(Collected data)
* start *
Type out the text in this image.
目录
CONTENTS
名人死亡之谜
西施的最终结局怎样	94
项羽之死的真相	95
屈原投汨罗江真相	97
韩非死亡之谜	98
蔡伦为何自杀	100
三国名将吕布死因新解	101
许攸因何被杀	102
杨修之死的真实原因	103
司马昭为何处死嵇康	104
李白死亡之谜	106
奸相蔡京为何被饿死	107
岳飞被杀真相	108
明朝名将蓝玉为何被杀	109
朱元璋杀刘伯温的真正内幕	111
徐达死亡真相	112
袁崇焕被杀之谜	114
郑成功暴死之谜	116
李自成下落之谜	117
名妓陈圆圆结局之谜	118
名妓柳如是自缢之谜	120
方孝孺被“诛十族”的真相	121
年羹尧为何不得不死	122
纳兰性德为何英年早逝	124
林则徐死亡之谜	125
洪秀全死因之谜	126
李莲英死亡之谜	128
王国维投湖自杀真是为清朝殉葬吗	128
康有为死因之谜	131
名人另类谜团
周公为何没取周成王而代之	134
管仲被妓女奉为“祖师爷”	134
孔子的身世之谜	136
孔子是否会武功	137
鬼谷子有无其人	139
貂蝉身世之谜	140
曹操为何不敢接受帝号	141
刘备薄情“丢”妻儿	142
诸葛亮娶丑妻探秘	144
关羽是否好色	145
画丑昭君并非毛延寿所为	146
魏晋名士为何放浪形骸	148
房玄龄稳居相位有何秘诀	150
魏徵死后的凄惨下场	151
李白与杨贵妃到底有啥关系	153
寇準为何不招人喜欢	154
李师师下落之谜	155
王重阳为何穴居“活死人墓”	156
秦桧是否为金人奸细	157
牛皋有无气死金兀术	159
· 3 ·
* end *
§ What the task requires
Reproduce each record shown above without altering a single word.

§ Correct response
Type out the text in this image.
目录
CONTENTS
名人死亡之谜
西施的最终结局怎样	94
项羽之死的真相	95
屈原投汨罗江真相	97
韩非死亡之谜	98
蔡伦为何自杀	100
三国名将吕布死因新解	101
许攸因何被杀	102
杨修之死的真实原因	103
司马昭为何处死嵇康	104
李白死亡之谜	106
奸相蔡京为何被饿死	107
岳飞被杀真相	108
明朝名将蓝玉为何被杀	109
朱元璋杀刘伯温的真正内幕	111
徐达死亡真相	112
袁崇焕被杀之谜	114
郑成功暴死之谜	116
李自成下落之谜	117
名妓陈圆圆结局之谜	118
名妓柳如是自缢之谜	120
方孝孺被“诛十族”的真相	121
年羹尧为何不得不死	122
纳兰性德为何英年早逝	124
林则徐死亡之谜	125
洪秀全死因之谜	126
李莲英死亡之谜	128
王国维投湖自杀真是为清朝殉葬吗	128
康有为死因之谜	131
名人另类谜团
周公为何没取周成王而代之	134
管仲被妓女奉为“祖师爷”	134
孔子的身世之谜	136
孔子是否会武功	137
鬼谷子有无其人	139
貂蝉身世之谜	140
曹操为何不敢接受帝号	141
刘备薄情“丢”妻儿	142
诸葛亮娶丑妻探秘	144
关羽是否好色	145
画丑昭君并非毛延寿所为	146
魏晋名士为何放浪形骸	148
房玄龄稳居相位有何秘诀	150
魏徵死后的凄惨下场	151
李白与杨贵妃到底有啥关系	153
寇準为何不招人喜欢	154
李师师下落之谜	155
王重阳为何穴居“活死人墓”	156
秦桧是否为金人奸细	157
牛皋有无气死金兀术	159
· 3 ·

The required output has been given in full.